▶ Problem details:
Please print these lines word for word, beginning at the line that has "Patent image size: (1045, 1111)." and stopping after the line that has "The anti-slip surface 116 is at (667, 840).".
BEGIN Provided data
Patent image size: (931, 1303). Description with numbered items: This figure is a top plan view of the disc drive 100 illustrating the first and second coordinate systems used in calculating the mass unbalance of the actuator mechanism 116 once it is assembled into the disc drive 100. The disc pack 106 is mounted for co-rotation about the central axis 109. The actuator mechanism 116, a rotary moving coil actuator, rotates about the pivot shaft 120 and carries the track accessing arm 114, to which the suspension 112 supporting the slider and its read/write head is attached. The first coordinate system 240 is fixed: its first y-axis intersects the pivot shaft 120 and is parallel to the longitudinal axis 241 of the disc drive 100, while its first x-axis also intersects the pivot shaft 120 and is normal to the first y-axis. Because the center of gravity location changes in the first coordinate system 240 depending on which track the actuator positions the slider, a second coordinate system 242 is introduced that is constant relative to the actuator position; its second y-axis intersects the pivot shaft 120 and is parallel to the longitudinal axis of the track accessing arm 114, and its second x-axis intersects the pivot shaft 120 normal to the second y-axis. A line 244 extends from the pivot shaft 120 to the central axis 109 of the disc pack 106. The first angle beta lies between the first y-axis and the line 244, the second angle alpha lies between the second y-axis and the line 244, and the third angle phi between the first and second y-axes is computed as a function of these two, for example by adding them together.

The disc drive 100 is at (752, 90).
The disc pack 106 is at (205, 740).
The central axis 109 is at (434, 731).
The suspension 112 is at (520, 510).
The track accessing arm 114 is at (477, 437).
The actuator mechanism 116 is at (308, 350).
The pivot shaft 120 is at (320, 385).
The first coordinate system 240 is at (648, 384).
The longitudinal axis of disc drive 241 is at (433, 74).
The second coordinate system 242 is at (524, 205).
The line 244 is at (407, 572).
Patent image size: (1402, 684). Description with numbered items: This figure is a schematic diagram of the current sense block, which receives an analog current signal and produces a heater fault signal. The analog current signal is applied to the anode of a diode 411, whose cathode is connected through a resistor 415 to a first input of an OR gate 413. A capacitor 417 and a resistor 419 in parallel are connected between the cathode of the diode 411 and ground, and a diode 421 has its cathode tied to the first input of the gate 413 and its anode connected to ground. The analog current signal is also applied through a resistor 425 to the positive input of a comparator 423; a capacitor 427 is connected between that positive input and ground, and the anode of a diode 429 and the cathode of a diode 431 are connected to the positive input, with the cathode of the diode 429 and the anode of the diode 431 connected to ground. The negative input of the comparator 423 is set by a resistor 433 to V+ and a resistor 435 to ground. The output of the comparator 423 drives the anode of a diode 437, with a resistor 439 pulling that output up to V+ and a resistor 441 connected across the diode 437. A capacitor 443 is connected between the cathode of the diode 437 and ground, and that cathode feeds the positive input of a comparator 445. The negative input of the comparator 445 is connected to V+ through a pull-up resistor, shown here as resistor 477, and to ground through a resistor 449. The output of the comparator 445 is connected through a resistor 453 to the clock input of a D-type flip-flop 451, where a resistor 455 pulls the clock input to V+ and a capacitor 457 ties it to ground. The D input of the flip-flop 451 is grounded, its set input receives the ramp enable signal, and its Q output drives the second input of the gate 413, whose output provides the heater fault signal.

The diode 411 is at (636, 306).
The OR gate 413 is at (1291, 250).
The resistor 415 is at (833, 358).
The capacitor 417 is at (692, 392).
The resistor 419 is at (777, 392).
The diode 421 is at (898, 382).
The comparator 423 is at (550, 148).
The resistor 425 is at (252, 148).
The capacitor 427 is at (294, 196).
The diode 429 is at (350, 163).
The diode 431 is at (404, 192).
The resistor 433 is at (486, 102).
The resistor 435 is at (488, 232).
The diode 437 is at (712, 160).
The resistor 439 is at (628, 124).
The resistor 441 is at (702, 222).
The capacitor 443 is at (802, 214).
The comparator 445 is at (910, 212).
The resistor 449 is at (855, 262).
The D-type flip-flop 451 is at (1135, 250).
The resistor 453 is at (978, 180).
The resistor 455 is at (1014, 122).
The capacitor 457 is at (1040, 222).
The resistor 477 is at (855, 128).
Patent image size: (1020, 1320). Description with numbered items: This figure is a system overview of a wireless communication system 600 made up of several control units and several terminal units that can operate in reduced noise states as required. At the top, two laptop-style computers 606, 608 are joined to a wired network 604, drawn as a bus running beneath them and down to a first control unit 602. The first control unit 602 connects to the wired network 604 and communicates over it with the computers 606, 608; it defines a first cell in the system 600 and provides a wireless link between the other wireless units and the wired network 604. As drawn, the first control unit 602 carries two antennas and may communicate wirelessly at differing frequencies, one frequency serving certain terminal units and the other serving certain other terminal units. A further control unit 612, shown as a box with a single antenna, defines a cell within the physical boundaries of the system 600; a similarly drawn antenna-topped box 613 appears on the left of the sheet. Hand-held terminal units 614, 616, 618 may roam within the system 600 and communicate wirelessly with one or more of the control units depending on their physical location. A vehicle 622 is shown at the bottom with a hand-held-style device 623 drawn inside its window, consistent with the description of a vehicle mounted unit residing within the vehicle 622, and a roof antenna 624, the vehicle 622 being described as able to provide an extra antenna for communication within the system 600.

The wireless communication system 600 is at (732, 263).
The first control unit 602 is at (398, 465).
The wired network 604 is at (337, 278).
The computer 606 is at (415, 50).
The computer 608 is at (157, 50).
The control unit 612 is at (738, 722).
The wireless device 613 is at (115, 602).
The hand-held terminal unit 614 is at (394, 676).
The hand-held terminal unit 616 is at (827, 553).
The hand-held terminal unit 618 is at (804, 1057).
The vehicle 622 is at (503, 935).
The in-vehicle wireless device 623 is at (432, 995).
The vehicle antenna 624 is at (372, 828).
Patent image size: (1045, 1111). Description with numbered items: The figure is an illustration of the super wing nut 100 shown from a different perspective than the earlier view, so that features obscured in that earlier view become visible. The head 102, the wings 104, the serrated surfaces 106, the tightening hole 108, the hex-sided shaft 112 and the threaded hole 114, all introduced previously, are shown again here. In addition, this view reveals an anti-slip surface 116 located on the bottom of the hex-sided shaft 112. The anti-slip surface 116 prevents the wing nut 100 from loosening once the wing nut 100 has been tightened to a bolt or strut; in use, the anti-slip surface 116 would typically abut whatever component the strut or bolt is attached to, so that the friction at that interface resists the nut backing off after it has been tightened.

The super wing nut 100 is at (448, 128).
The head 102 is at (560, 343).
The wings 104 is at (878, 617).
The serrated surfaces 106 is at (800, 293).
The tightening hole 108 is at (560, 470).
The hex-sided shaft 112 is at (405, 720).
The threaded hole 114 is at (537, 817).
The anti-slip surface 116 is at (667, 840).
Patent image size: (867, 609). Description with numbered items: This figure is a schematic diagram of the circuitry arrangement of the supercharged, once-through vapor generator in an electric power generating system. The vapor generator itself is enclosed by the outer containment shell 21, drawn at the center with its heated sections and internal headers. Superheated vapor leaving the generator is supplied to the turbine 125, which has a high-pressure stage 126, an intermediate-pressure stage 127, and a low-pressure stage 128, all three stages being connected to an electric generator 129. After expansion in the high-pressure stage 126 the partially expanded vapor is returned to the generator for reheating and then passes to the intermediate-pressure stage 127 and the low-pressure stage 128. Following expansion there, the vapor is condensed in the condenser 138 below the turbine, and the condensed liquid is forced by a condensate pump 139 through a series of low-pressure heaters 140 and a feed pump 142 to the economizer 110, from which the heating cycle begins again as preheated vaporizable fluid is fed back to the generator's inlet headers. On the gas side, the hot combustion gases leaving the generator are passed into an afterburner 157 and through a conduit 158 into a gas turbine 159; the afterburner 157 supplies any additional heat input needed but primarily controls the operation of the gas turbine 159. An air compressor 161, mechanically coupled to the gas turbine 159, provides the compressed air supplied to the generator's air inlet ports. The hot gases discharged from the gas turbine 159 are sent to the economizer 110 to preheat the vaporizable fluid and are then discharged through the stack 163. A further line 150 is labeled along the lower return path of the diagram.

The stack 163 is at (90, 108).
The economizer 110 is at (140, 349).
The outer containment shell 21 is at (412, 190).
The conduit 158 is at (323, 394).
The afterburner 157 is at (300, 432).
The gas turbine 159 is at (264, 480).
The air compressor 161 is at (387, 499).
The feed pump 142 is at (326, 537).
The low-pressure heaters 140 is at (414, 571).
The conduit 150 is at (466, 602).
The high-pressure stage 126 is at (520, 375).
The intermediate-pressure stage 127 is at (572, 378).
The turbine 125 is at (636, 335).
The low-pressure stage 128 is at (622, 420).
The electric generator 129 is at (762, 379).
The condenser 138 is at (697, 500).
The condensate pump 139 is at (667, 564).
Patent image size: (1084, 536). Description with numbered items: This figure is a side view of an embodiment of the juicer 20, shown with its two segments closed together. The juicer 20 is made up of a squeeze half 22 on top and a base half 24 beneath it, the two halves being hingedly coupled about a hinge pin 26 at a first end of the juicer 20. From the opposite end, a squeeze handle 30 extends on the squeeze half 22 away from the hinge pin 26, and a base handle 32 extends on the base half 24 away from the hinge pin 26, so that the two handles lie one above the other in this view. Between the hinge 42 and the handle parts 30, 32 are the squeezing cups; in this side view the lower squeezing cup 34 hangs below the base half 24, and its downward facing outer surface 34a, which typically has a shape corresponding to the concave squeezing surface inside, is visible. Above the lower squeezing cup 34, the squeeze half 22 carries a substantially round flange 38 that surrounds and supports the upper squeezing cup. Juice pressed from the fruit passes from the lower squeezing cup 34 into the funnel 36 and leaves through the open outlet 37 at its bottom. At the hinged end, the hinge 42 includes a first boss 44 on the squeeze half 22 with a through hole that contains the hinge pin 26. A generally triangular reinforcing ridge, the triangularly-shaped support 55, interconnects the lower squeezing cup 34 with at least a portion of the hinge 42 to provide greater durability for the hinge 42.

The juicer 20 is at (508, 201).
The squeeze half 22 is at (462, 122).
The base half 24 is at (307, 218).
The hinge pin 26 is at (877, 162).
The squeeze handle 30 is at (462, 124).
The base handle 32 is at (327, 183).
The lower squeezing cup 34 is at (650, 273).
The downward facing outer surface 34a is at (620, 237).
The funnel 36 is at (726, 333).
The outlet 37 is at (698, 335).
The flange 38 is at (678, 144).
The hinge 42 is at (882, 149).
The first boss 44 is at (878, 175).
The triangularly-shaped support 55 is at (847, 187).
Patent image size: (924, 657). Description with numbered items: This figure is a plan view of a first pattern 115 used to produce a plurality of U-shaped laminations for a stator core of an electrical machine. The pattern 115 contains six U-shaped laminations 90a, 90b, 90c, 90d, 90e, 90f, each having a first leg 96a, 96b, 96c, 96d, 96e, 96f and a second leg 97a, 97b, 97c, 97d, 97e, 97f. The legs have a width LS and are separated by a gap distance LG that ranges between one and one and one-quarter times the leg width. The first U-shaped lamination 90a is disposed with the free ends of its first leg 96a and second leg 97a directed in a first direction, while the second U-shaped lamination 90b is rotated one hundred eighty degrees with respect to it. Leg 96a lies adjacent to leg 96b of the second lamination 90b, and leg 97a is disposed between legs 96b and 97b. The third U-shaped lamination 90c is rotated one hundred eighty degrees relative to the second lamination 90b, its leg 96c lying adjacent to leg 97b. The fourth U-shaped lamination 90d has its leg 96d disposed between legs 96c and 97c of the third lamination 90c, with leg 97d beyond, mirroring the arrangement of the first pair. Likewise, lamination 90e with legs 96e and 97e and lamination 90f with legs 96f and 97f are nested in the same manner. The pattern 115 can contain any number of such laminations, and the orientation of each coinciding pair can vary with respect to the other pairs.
END Provided data
▶ Output:
Patent image size: (1045, 1111). Description with numbered items: The figure is an illustration of the super wing nut 100 shown from a different perspective than the earlier view, so that features obscured in that earlier view become visible. The head 102, the wings 104, the serrated surfaces 106, the tightening hole 108, the hex-sided shaft 112 and the threaded hole 114, all introduced previously, are shown again here. In addition, this view reveals an anti-slip surface 116 located on the bottom of the hex-sided shaft 112. The anti-slip surface 116 prevents the wing nut 100 from loosening once the wing nut 100 has been tightened to a bolt or strut; in use, the anti-slip surface 116 would typically abut whatever component the strut or bolt is attached to, so that the friction at that interface resists the nut backing off after it has been tightened.

The super wing nut 100 is at (448, 128).
The head 102 is at (560, 343).
The wings 104 is at (878, 617).
The serrated surfaces 106 is at (800, 293).
The tightening hole 108 is at (560, 470).
The hex-sided shaft 112 is at (405, 720).
The threaded hole 114 is at (537, 817).
The anti-slip surface 116 is at (667, 840).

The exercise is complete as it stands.